Stated problem: Give back the records below exactly, every one, with no pictures.
# # # # #
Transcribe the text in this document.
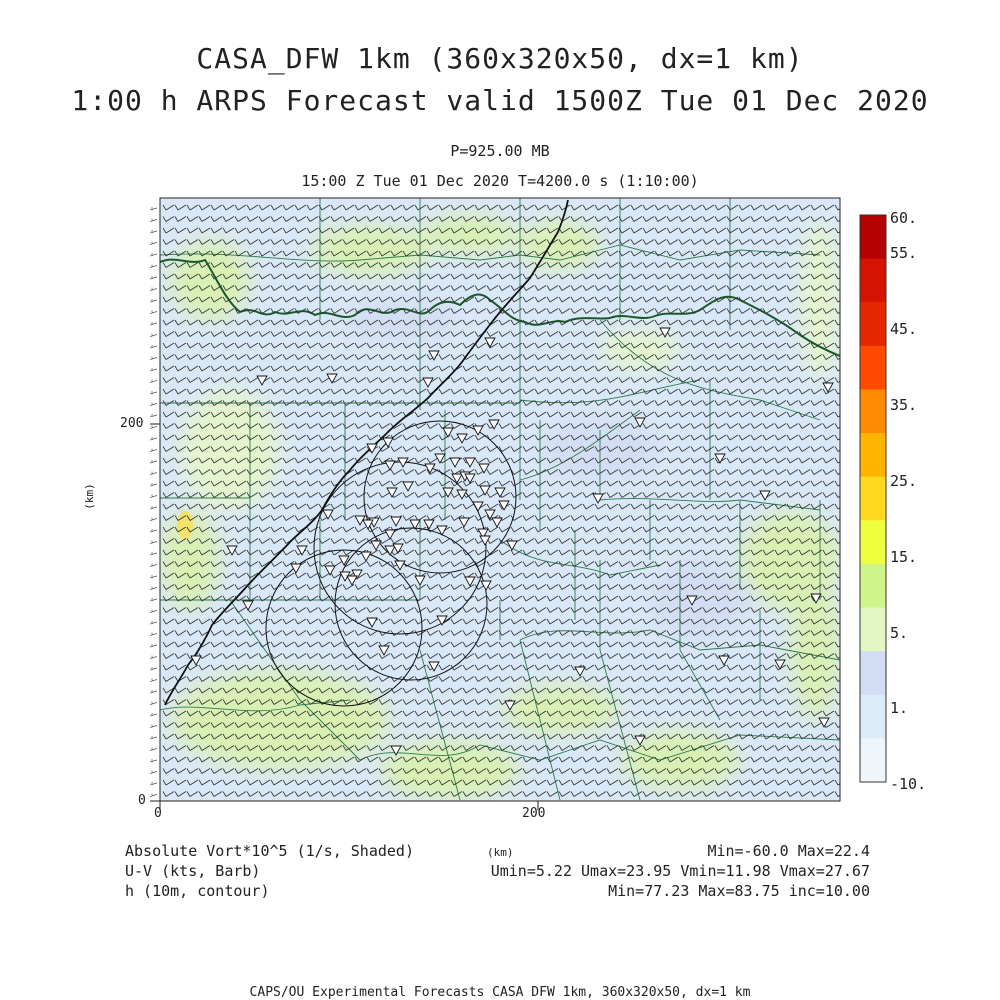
CASA_DFW 1km (360x320x50, dx=1 km)
1:00 h ARPS Forecast valid 1500Z Tue 01 Dec 2020
P=925.00 MB
15:00 Z Tue 01 Dec 2020 T=4200.0 s (1:10:00)
0	200
0
200
(km)
60.
55.
45.
35.
25.
15.
5.
1.
-10.
Absolute Vort*10^5 (1/s, Shaded)
U-V (kts, Barb)
h (10m, contour)
(km)	Min=-60.0 Max=22.4
Umin=5.22 Umax=23.95 Vmin=11.98 Vmax=27.67
Min=77.23 Max=83.75 inc=10.00
CAPS/OU Experimental Forecasts CASA DFW 1km, 360x320x50, dx=1 km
# # # # #
Response for this exercise:
Transcribe the text in this document.
CASA_DFW 1km (360x320x50, dx=1 km)
1:00 h ARPS Forecast valid 1500Z Tue 01 Dec 2020
P=925.00 MB
15:00 Z Tue 01 Dec 2020 T=4200.0 s (1:10:00)
0	200
0
200
(km)
60.
55.
45.
35.
25.
15.
5.
1.
-10.
Absolute Vort*10^5 (1/s, Shaded)
U-V (kts, Barb)
h (10m, contour)
(km)	Min=-60.0 Max=22.4
Umin=5.22 Umax=23.95 Vmin=11.98 Vmax=27.67
Min=77.23 Max=83.75 inc=10.00
CAPS/OU Experimental Forecasts CASA DFW 1km, 360x320x50, dx=1 km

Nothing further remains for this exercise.